_TASK INPUT_:

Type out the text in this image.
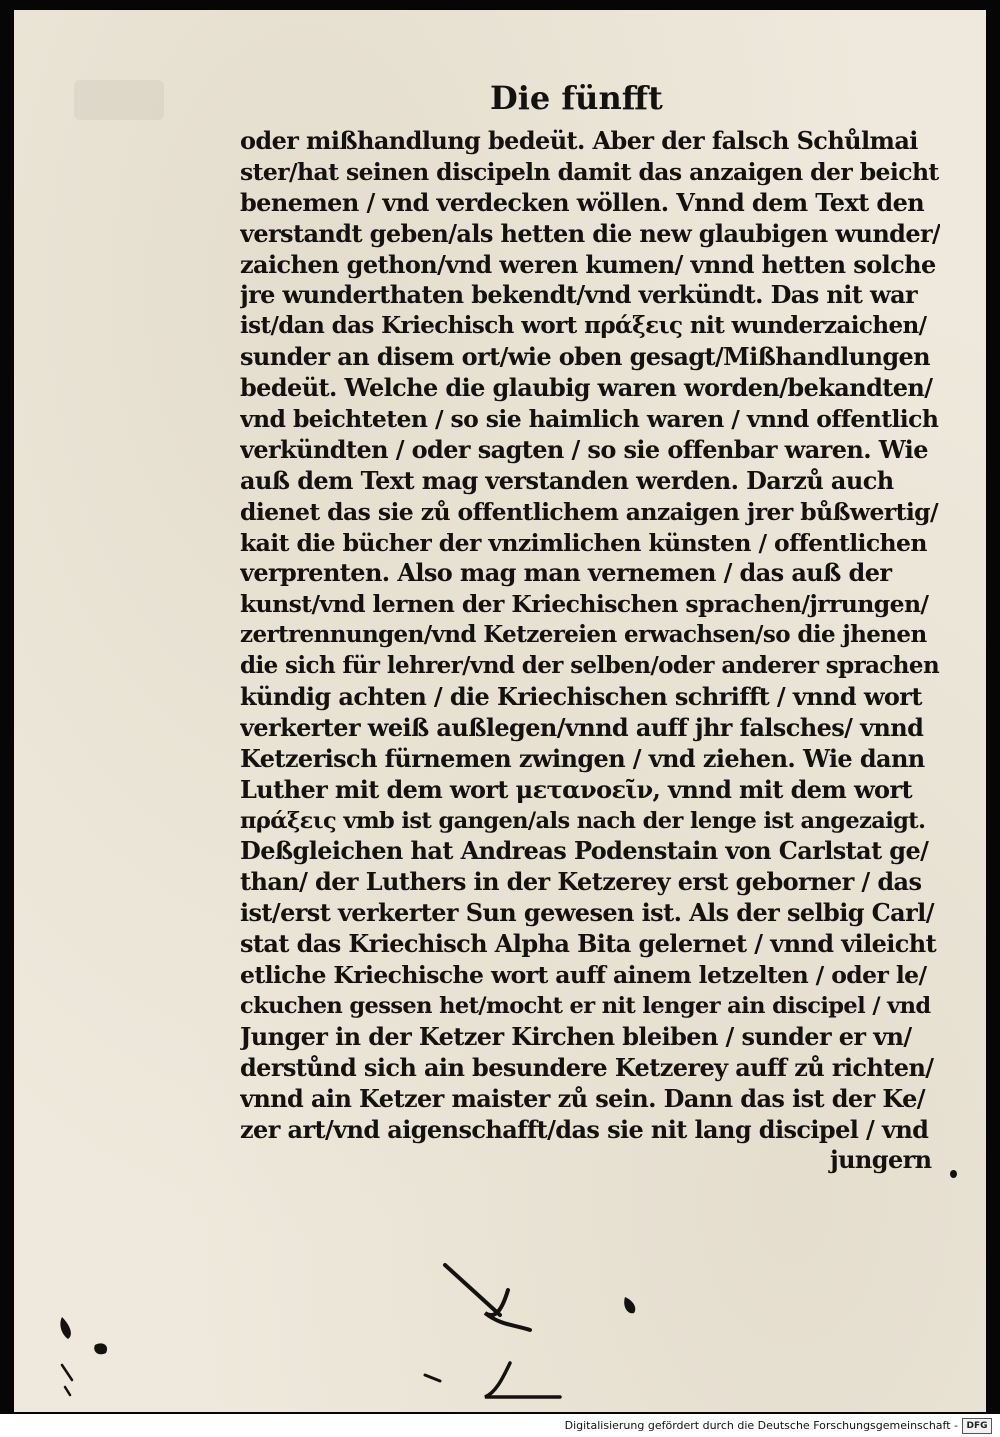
Die fünfft
oder mißhandlung bedeüt. Aber der falsch Schůlmai
ster/hat seinen discipeln damit das anzaigen der beicht
benemen / vnd verdecken wöllen. Vnnd dem Text den
verstandt geben/als hetten die new glaubigen wunder/
zaichen gethon/vnd weren kumen/ vnnd hetten solche
jre wunderthaten bekendt/vnd verkündt. Das nit war
ist/dan das Kriechisch wort πράξεις nit wunderzaichen/
sunder an disem ort/wie oben gesagt/Mißhandlungen
bedeüt. Welche die glaubig waren worden/bekandten/
vnd beichteten / so sie haimlich waren / vnnd offentlich
verkündten / oder sagten / so sie offenbar waren. Wie
auß dem Text mag verstanden werden. Darzů auch
dienet das sie zů offentlichem anzaigen jrer bůßwertig/
kait die bücher der vnzimlichen künsten / offentlichen
verprenten. Also mag man vernemen / das auß der
kunst/vnd lernen der Kriechischen sprachen/jrrungen/
zertrennungen/vnd Ketzereien erwachsen/so die jhenen
die sich für lehrer/vnd der selben/oder anderer sprachen
kündig achten / die Kriechischen schrifft / vnnd wort
verkerter weiß außlegen/vnnd auff jhr falsches/ vnnd
Ketzerisch fürnemen zwingen / vnd ziehen. Wie dann
Luther mit dem wort μετανοεῖν, vnnd mit dem wort
πράξεις vmb ist gangen/als nach der lenge ist angezaigt.
Deßgleichen hat Andreas Podenstain von Carlstat ge/
than/ der Luthers in der Ketzerey erst geborner / das
ist/erst verkerter Sun gewesen ist. Als der selbig Carl/
stat das Kriechisch Alpha Bita gelernet / vnnd vileicht
etliche Kriechische wort auff ainem letzelten / oder le/
ckuchen gessen het/mocht er nit lenger ain discipel / vnd
Junger in der Ketzer Kirchen bleiben / sunder er vn/
derstůnd sich ain besundere Ketzerey auff zů richten/
vnnd ain Ketzer maister zů sein. Dann das ist der Ke/
zer art/vnd aigenschafft/das sie nit lang discipel / vnd
jungern
Digitalisierung gefördert durch die Deutsche Forschungsgemeinschaft - DFG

_SHORT TASK_:
Copy out every line from the records that has the word "sich".

_FINAL RESULT_:
die sich für lehrer/vnd der selben/oder anderer sprachen
derstůnd sich ain besundere Ketzerey auff zů richten/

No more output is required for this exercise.